▶ [WHAT IS ASKED]: Extract each line containing the string "下降原因主要是退休人员增加".
:: SUPPLIED MATERIAL
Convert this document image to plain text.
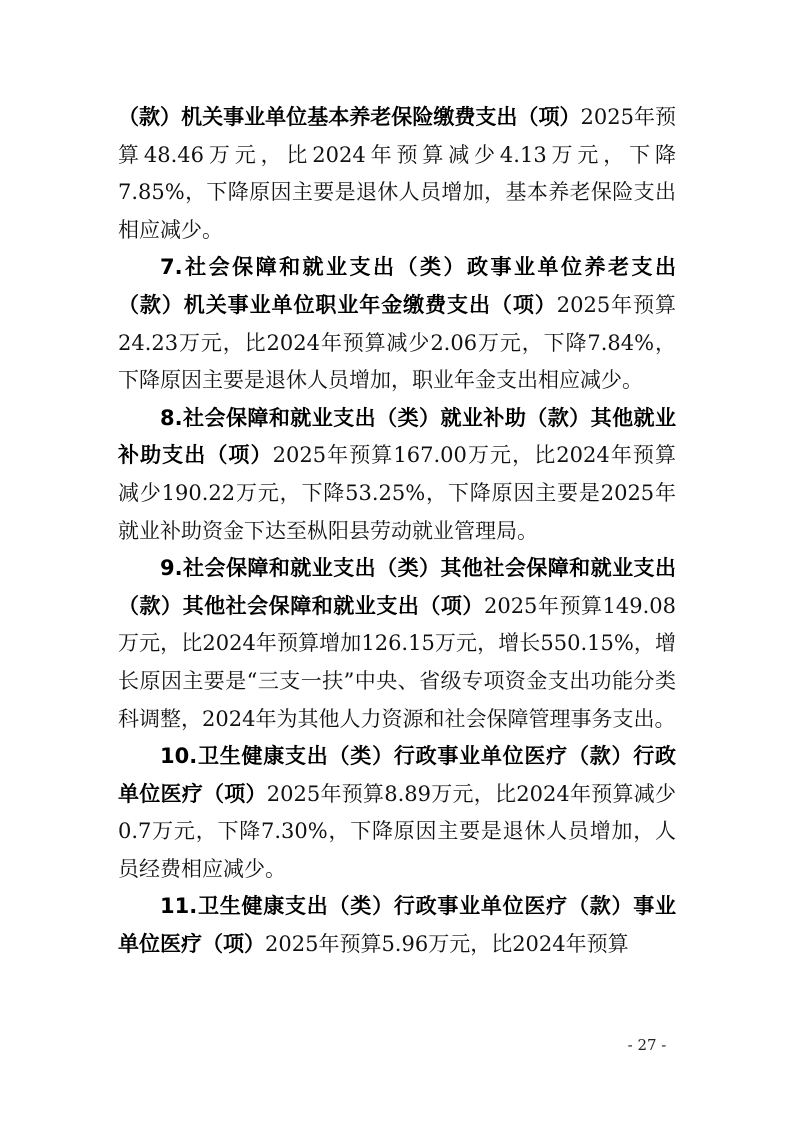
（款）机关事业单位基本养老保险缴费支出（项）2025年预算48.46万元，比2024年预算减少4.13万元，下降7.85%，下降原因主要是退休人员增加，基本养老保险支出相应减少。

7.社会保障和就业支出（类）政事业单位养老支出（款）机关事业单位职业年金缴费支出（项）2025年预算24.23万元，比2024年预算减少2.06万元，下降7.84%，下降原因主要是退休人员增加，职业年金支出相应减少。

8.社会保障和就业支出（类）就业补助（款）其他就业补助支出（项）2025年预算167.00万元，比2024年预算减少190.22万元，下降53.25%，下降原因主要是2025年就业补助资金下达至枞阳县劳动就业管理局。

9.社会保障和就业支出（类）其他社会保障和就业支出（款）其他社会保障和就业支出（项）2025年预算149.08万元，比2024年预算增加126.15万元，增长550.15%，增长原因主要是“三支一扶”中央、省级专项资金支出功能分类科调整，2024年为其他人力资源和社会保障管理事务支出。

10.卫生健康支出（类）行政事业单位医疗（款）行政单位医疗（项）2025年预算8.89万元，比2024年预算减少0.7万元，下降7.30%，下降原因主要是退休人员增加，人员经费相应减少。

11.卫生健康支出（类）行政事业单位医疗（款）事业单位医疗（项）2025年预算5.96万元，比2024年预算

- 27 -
::::
:: SUPPLIED MATERIAL
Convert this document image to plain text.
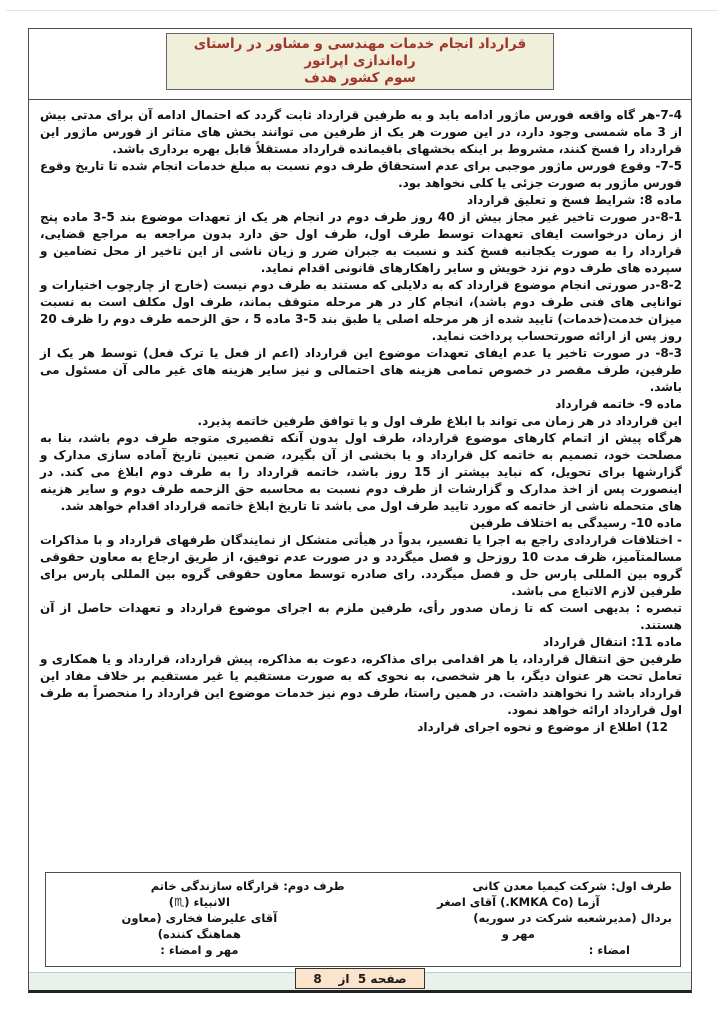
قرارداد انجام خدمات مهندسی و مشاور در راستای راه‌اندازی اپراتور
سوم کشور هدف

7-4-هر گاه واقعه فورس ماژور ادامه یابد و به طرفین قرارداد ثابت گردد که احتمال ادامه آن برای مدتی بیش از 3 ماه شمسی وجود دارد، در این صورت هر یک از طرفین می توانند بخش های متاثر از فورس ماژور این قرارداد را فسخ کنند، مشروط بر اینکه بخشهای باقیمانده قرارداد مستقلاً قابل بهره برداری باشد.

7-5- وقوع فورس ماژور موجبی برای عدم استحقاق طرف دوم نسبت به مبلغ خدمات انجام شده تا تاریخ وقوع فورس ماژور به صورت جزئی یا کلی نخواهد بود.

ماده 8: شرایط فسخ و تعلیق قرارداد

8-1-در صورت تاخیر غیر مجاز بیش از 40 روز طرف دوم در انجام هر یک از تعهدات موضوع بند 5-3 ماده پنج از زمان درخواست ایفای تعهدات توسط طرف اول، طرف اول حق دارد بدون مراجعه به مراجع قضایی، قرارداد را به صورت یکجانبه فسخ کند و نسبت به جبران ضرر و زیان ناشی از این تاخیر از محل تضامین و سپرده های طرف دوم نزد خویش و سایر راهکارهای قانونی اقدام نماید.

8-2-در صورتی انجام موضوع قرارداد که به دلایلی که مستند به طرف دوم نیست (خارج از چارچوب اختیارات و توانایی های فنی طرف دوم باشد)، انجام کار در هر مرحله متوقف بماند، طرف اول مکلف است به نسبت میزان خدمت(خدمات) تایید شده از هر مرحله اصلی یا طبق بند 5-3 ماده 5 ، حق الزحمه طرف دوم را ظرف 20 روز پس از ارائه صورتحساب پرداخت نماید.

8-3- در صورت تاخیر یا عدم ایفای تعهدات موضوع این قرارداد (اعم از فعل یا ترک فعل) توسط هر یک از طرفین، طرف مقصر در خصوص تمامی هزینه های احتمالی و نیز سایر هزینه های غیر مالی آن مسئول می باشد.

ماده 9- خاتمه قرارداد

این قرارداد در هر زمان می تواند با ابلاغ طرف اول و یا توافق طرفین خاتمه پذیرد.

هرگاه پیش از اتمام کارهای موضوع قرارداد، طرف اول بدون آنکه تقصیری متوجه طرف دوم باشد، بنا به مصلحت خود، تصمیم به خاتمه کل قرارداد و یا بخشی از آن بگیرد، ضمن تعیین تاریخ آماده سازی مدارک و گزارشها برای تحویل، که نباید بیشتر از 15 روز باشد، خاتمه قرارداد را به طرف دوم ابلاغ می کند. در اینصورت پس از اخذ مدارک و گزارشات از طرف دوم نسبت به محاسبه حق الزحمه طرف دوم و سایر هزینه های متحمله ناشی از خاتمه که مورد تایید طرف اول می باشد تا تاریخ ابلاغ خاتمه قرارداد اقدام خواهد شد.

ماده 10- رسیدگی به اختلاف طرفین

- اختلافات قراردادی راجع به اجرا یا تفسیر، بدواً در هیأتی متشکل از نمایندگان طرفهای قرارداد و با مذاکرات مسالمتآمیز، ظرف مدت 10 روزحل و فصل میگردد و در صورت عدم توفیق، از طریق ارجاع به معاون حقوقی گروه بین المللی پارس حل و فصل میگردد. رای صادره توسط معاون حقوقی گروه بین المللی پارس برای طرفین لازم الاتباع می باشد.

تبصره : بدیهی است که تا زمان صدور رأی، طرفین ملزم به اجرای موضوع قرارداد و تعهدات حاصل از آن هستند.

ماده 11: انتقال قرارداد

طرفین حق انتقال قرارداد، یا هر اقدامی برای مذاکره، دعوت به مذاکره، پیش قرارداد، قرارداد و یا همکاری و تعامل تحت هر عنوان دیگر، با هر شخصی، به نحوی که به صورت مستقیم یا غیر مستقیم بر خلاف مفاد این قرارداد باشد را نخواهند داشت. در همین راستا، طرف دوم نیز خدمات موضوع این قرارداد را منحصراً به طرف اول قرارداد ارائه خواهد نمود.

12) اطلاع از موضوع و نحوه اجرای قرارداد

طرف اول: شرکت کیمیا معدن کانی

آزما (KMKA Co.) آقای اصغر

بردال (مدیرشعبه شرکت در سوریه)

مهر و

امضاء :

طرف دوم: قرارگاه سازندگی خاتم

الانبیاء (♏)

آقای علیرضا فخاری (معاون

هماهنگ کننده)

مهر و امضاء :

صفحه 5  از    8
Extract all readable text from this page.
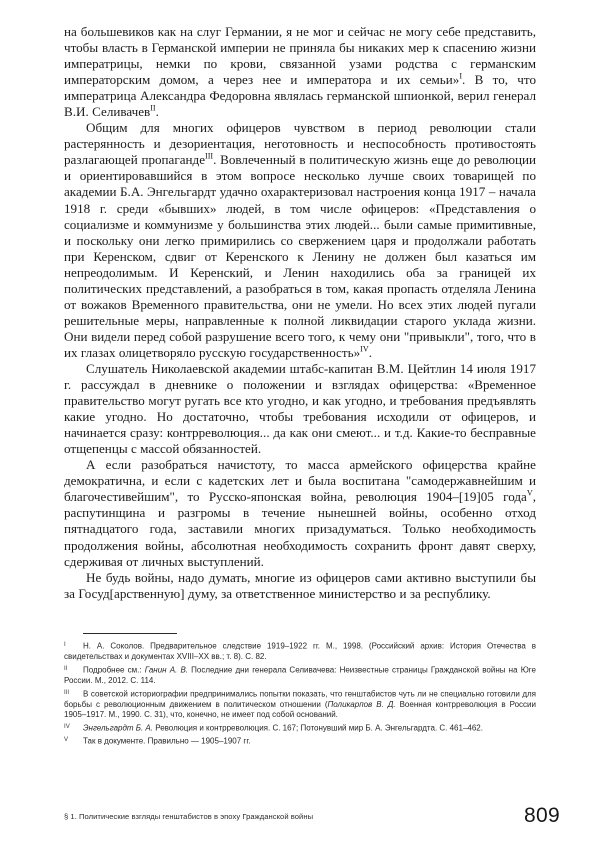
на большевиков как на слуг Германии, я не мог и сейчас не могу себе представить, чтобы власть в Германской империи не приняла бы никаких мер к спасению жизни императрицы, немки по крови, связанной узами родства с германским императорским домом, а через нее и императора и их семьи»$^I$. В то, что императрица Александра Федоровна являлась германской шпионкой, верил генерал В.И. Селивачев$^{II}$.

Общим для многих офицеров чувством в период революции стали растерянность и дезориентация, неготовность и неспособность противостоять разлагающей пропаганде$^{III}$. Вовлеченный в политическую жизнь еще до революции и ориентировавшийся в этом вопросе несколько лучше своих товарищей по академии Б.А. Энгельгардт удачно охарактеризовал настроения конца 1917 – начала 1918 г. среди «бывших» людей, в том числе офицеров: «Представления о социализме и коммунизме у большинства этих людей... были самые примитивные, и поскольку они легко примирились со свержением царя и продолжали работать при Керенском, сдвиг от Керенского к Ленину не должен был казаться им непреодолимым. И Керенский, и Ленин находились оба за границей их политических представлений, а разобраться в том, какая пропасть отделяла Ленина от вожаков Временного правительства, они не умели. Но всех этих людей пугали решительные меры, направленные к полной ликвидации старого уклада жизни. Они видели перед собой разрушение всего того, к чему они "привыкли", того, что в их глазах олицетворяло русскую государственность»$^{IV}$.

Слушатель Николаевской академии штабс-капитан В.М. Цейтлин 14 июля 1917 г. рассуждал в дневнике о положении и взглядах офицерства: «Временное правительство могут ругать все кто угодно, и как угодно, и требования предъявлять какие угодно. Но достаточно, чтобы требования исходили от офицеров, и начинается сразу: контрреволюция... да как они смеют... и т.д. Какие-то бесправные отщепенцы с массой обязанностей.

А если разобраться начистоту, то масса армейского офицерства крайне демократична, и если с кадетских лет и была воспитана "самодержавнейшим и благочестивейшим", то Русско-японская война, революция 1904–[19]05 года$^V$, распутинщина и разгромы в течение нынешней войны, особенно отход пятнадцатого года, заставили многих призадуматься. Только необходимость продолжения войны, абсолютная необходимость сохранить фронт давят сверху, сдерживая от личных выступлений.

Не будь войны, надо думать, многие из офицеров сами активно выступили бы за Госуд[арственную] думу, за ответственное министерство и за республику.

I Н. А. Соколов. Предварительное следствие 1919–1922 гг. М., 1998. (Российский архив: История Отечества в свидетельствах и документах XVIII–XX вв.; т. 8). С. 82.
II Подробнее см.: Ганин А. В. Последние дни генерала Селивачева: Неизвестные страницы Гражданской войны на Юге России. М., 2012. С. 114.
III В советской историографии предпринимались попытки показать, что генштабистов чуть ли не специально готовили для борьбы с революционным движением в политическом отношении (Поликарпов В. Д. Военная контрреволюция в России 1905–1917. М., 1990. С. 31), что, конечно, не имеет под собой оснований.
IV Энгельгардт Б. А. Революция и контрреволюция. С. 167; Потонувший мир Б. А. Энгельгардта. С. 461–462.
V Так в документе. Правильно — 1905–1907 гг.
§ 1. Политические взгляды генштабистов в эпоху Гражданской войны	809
::::
▶ [CORRECT RESULT]:
（款）机关事业单位基本养老保险缴费支出（项）2025年预算48.46万元，比2024年预算减少4.13万元，下降7.85%，下降原因主要是退休人员增加，基本养老保险支出相应减少。
7.社会保障和就业支出（类）政事业单位养老支出（款）机关事业单位职业年金缴费支出（项）2025年预算24.23万元，比2024年预算减少2.06万元，下降7.84%，下降原因主要是退休人员增加，职业年金支出相应减少。
10.卫生健康支出（类）行政事业单位医疗（款）行政单位医疗（项）2025年预算8.89万元，比2024年预算减少0.7万元，下降7.30%，下降原因主要是退休人员增加，人员经费相应减少。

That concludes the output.